THE PROBLEM: In your copy, repeat the records exactly and leave out the pictures.

MATERIAL SUPPLIED:
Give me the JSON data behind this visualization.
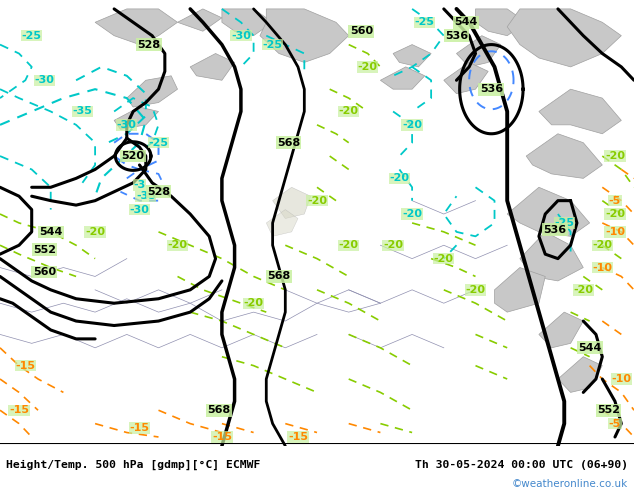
{
  "title_left": "Height/Temp. 500 hPa [gdmp][°C] ECMWF",
  "title_right": "Th 30-05-2024 00:00 UTC (06+90)",
  "credit": "©weatheronline.co.uk",
  "bg_color": "#c8f0a0",
  "gray_border_color": "#a0a0a0",
  "gray_fill_color": "#c8c8c8",
  "footer_bg": "#ffffff",
  "title_color": "#000000",
  "credit_color": "#4488cc",
  "black": "#000000",
  "cyan": "#00c8c8",
  "blue": "#4488ff",
  "yellow_green": "#88cc00",
  "orange": "#ff8800",
  "figsize": [
    6.34,
    4.9
  ],
  "dpi": 100
}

EXERCISE ANSWER:
Give me the JSON data behind this visualization.
{
  "title_left": "Height/Temp. 500 hPa [gdmp][°C] ECMWF",
  "title_right": "Th 30-05-2024 00:00 UTC (06+90)",
  "credit": "©weatheronline.co.uk",
  "bg_color": "#c8f0a0",
  "gray_border_color": "#a0a0a0",
  "gray_fill_color": "#c8c8c8",
  "footer_bg": "#ffffff",
  "title_color": "#000000",
  "credit_color": "#4488cc",
  "black": "#000000",
  "cyan": "#00c8c8",
  "blue": "#4488ff",
  "yellow_green": "#88cc00",
  "orange": "#ff8800",
  "figsize": [
    6.34,
    4.9
  ],
  "dpi": 100
}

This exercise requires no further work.